> WHAT IS REQUIRED
Pull out every line below that holds the word "Output".

> RECORDS FOR THE EXERCISE
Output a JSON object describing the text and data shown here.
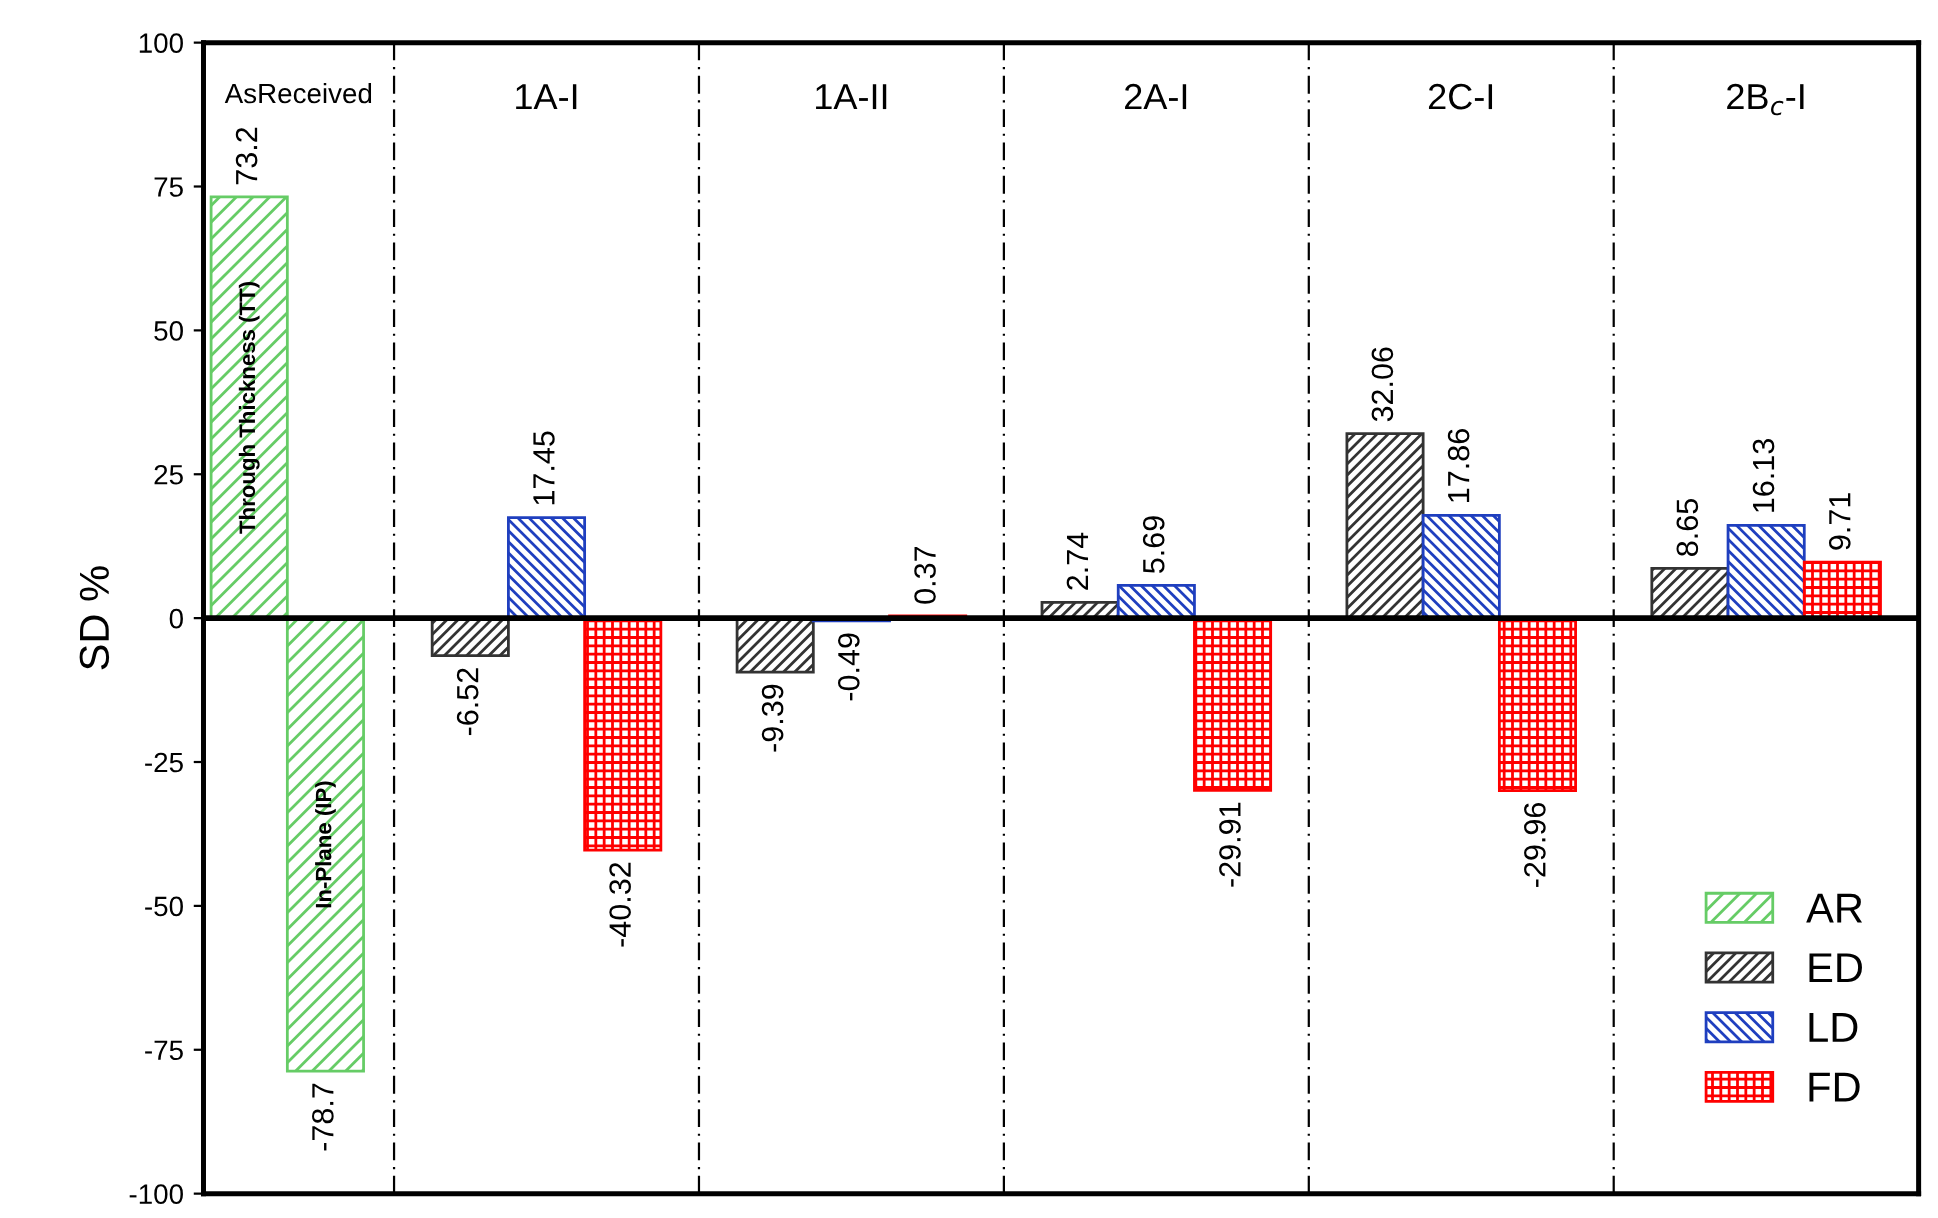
{
  "chart_data": {
    "type": "bar",
    "ylabel": "SD %",
    "categories": [
      "AsReceived",
      "1A-I",
      "1A-II",
      "2A-I",
      "2C-I",
      "2B$_{c}$-I"
    ],
    "series": [
      {
        "name": "AR",
        "color": "#66cc66",
        "values": [
          73.2,
          null,
          null,
          null,
          null,
          null
        ]
      },
      {
        "color": "#66cc66",
        "values": [
          -78.7,
          null,
          null,
          null,
          null,
          null
        ]
      },
      {
        "name": "ED",
        "color": "#333333",
        "values": [
          null,
          -6.52,
          -9.39,
          2.74,
          32.06,
          8.65
        ]
      },
      {
        "name": "LD",
        "color": "#1f3fbf",
        "values": [
          null,
          17.45,
          -0.49,
          5.69,
          17.86,
          16.13
        ]
      },
      {
        "name": "FD",
        "color": "#ff0000",
        "values": [
          null,
          -40.32,
          0.37,
          -29.91,
          -29.96,
          9.71
        ]
      }
    ],
    "annotations": [
      "Through Thickness (TT)",
      "In-Plane (IP)"
    ],
    "ylim": [
      -100,
      100
    ],
    "yticks": [
      -100,
      -75,
      -50,
      -25,
      0,
      25,
      50,
      75,
      100
    ],
    "data_labels": true,
    "legend": "bottom right",
    "grid": false
  }
}
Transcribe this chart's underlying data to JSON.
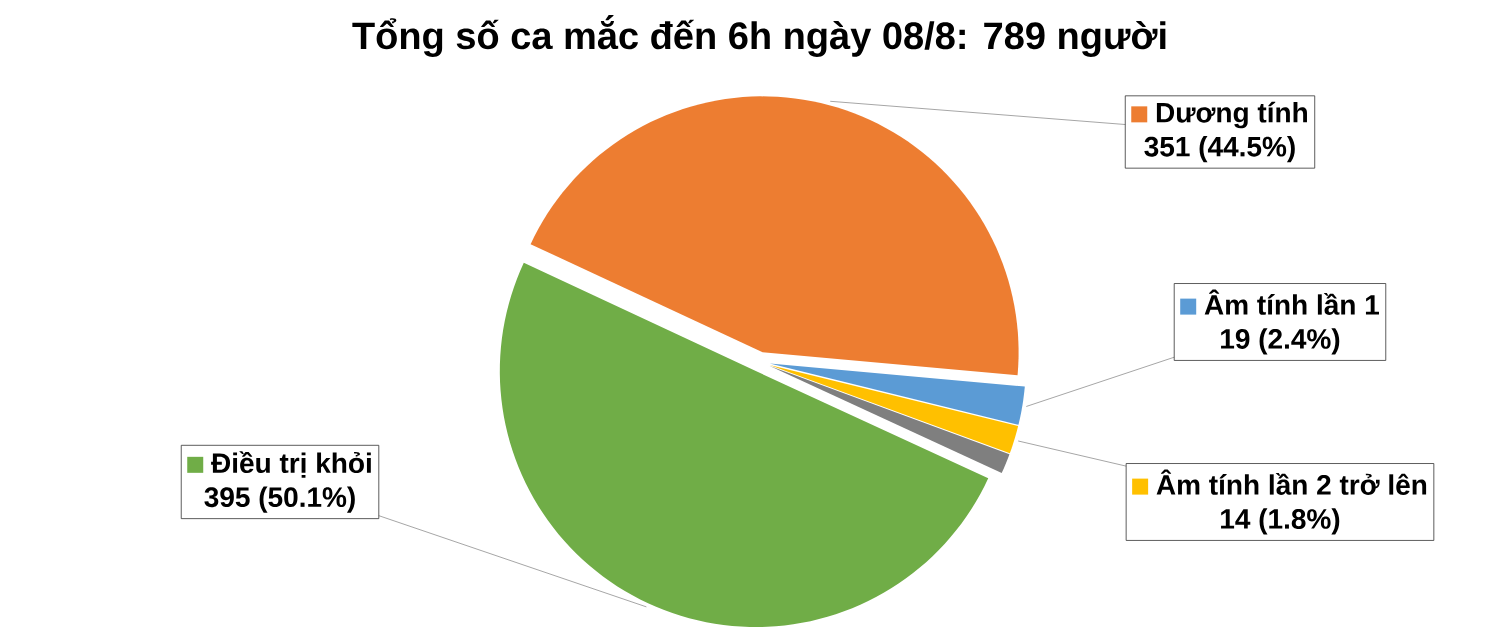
{
  "chart_data": {
    "type": "pie",
    "title": "Tổng số ca mắc đến 6h ngày 08/8: 789 người",
    "categories": [
      "Dương tính",
      "Âm tính lần 1",
      "Âm tính lần 2 trở lên",
      null,
      "Điều trị khỏi"
    ],
    "values": [
      351,
      19,
      14,
      10,
      395
    ],
    "value_labels": [
      "351 (44.5%)",
      "19 (2.4%)",
      "14 (1.8%)",
      null,
      "395 (50.1%)"
    ],
    "colors": [
      "#ed7d31",
      "#5b9bd5",
      "#ffc000",
      "#7f7f7f",
      "#70ad47"
    ],
    "legend": "right"
  }
}
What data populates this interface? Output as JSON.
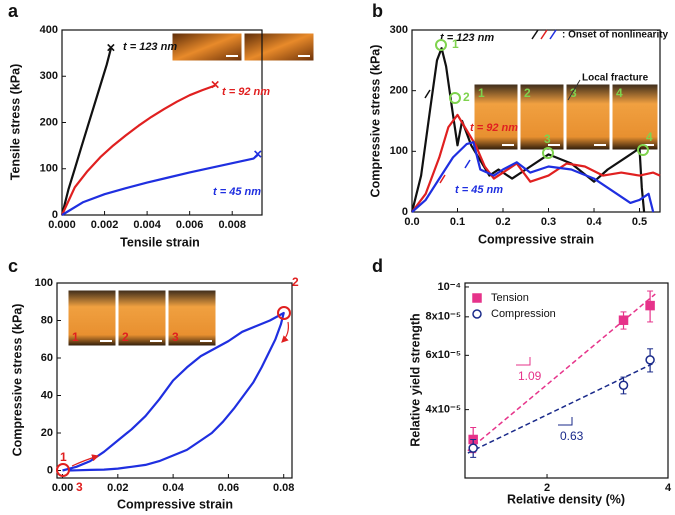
{
  "chart_data": [
    {
      "type": "line",
      "label": "a",
      "xlabel": "Tensile strain",
      "ylabel": "Tensile stress (kPa)",
      "xlim": [
        0,
        0.0094
      ],
      "ylim": [
        0,
        400
      ],
      "xticks": [
        {
          "value": 0,
          "label": "0.000"
        },
        0.002,
        0.004,
        0.006,
        0.008
      ],
      "yticks": [
        0,
        100,
        200,
        300,
        400
      ],
      "end_marker": "×",
      "series": [
        {
          "name": "t = 123 nm",
          "color": "#111111",
          "x": [
            0,
            0.0003,
            0.0006,
            0.0009,
            0.0012,
            0.0015,
            0.0018,
            0.0021,
            0.0023
          ],
          "values": [
            0,
            55,
            100,
            145,
            190,
            235,
            280,
            325,
            360
          ]
        },
        {
          "name": "t = 92 nm",
          "color": "#e02020",
          "x": [
            0,
            0.0006,
            0.0012,
            0.0018,
            0.0024,
            0.003,
            0.0036,
            0.0042,
            0.0048,
            0.0054,
            0.006,
            0.0066,
            0.0072
          ],
          "values": [
            0,
            60,
            95,
            125,
            150,
            172,
            193,
            212,
            229,
            245,
            259,
            270,
            280
          ]
        },
        {
          "name": "t = 45 nm",
          "color": "#1f2fe0",
          "x": [
            0,
            0.001,
            0.002,
            0.003,
            0.004,
            0.005,
            0.006,
            0.007,
            0.008,
            0.009,
            0.0092
          ],
          "values": [
            0,
            28,
            45,
            58,
            70,
            81,
            92,
            102,
            112,
            122,
            130
          ]
        }
      ]
    },
    {
      "type": "line",
      "label": "b",
      "xlabel": "Compressive strain",
      "ylabel": "Compressive stress (kPa)",
      "xlim": [
        0,
        0.545
      ],
      "ylim": [
        0,
        300
      ],
      "xticks": [
        {
          "value": 0,
          "label": "0.0"
        },
        0.1,
        0.2,
        0.3,
        0.4,
        0.5
      ],
      "yticks": [
        0,
        100,
        200,
        300
      ],
      "annotations": [
        "1",
        "2",
        "3",
        "4",
        ": Onset of nonlinearity",
        "Local fracture"
      ],
      "inset_labels": [
        "1",
        "2",
        "3",
        "4"
      ],
      "series": [
        {
          "name": "t = 123 nm",
          "color": "#111111",
          "x": [
            0,
            0.02,
            0.04,
            0.055,
            0.065,
            0.075,
            0.09,
            0.1,
            0.11,
            0.13,
            0.15,
            0.17,
            0.19,
            0.22,
            0.25,
            0.3,
            0.35,
            0.4,
            0.43,
            0.47,
            0.5,
            0.505,
            0.51
          ],
          "values": [
            0,
            60,
            170,
            250,
            270,
            240,
            160,
            110,
            150,
            110,
            85,
            60,
            70,
            55,
            70,
            95,
            80,
            50,
            70,
            90,
            105,
            40,
            0
          ]
        },
        {
          "name": "t = 92 nm",
          "color": "#e02020",
          "x": [
            0,
            0.03,
            0.06,
            0.08,
            0.1,
            0.12,
            0.14,
            0.16,
            0.18,
            0.2,
            0.23,
            0.26,
            0.3,
            0.34,
            0.38,
            0.42,
            0.46,
            0.5,
            0.53,
            0.545
          ],
          "values": [
            0,
            30,
            90,
            140,
            160,
            135,
            110,
            75,
            55,
            65,
            80,
            50,
            60,
            80,
            75,
            60,
            65,
            60,
            65,
            60
          ]
        },
        {
          "name": "t = 45 nm",
          "color": "#1f2fe0",
          "x": [
            0,
            0.03,
            0.06,
            0.09,
            0.12,
            0.135,
            0.15,
            0.18,
            0.2,
            0.23,
            0.26,
            0.3,
            0.35,
            0.4,
            0.45,
            0.48,
            0.5,
            0.52,
            0.53
          ],
          "values": [
            0,
            20,
            55,
            90,
            112,
            115,
            70,
            60,
            70,
            82,
            65,
            75,
            70,
            55,
            30,
            15,
            20,
            30,
            0
          ]
        }
      ]
    },
    {
      "type": "line",
      "label": "c",
      "xlabel": "Compressive strain",
      "ylabel": "Compressive stress (kPa)",
      "xlim": [
        -0.002,
        0.083
      ],
      "ylim": [
        -4,
        100
      ],
      "xticks": [
        {
          "value": 0,
          "label": "0.00"
        },
        0.02,
        0.04,
        0.06,
        0.08
      ],
      "yticks": [
        0,
        20,
        40,
        60,
        80,
        100
      ],
      "annotations": [
        "1",
        "2",
        "3"
      ],
      "inset_labels": [
        "1",
        "2",
        "3"
      ],
      "series": [
        {
          "color": "#1f2fe0",
          "x": [
            0,
            0.005,
            0.01,
            0.015,
            0.02,
            0.025,
            0.03,
            0.035,
            0.04,
            0.045,
            0.05,
            0.055,
            0.06,
            0.065,
            0.07,
            0.075,
            0.08,
            0.079,
            0.077,
            0.075,
            0.072,
            0.069,
            0.066,
            0.062,
            0.058,
            0.054,
            0.05,
            0.045,
            0.04,
            0.035,
            0.03,
            0.025,
            0.02,
            0.015,
            0.01,
            0.005,
            0.002
          ],
          "values": [
            0,
            2,
            5,
            10,
            16,
            22,
            29,
            38,
            48,
            55,
            61,
            65,
            69,
            74,
            77,
            80,
            84,
            78,
            70,
            64,
            55,
            47,
            41,
            33,
            26,
            20,
            16,
            11,
            8,
            5,
            3,
            2,
            1,
            0.5,
            0.3,
            0.1,
            0
          ]
        }
      ]
    },
    {
      "type": "scatter",
      "label": "d",
      "xlabel": "Relative density (%)",
      "ylabel": "Relative yield strength",
      "xlog": true,
      "ylog": true,
      "xlim": [
        1.25,
        4
      ],
      "ylim": [
        2.4e-05,
        0.000103
      ],
      "xticks": [
        2,
        4
      ],
      "yticks": [
        {
          "value": 4e-05,
          "label": "4x10⁻⁵"
        },
        {
          "value": 6e-05,
          "label": "6x10⁻⁵"
        },
        {
          "value": 8e-05,
          "label": "8x10⁻⁵"
        },
        {
          "value": 0.0001,
          "label": "10⁻⁴"
        }
      ],
      "legend": "top-left",
      "series": [
        {
          "name": "Tension",
          "color": "#e6338a",
          "marker": "square",
          "filled": true,
          "slope": 1.09,
          "x": [
            1.31,
            3.1,
            3.61
          ],
          "values": [
            3.2e-05,
            7.8e-05,
            8.7e-05
          ],
          "errors": [
            3e-06,
            5e-06,
            1e-05
          ]
        },
        {
          "name": "Compression",
          "color": "#1a2a8a",
          "marker": "circle",
          "filled": false,
          "slope": 0.63,
          "x": [
            1.31,
            3.1,
            3.61
          ],
          "values": [
            3e-05,
            4.8e-05,
            5.8e-05
          ],
          "errors": [
            2e-06,
            3e-06,
            5e-06
          ]
        }
      ]
    }
  ]
}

> FULL RESPONSE
Output a JSON object describing the text and data shown here.
What data populates this interface? Output as JSON.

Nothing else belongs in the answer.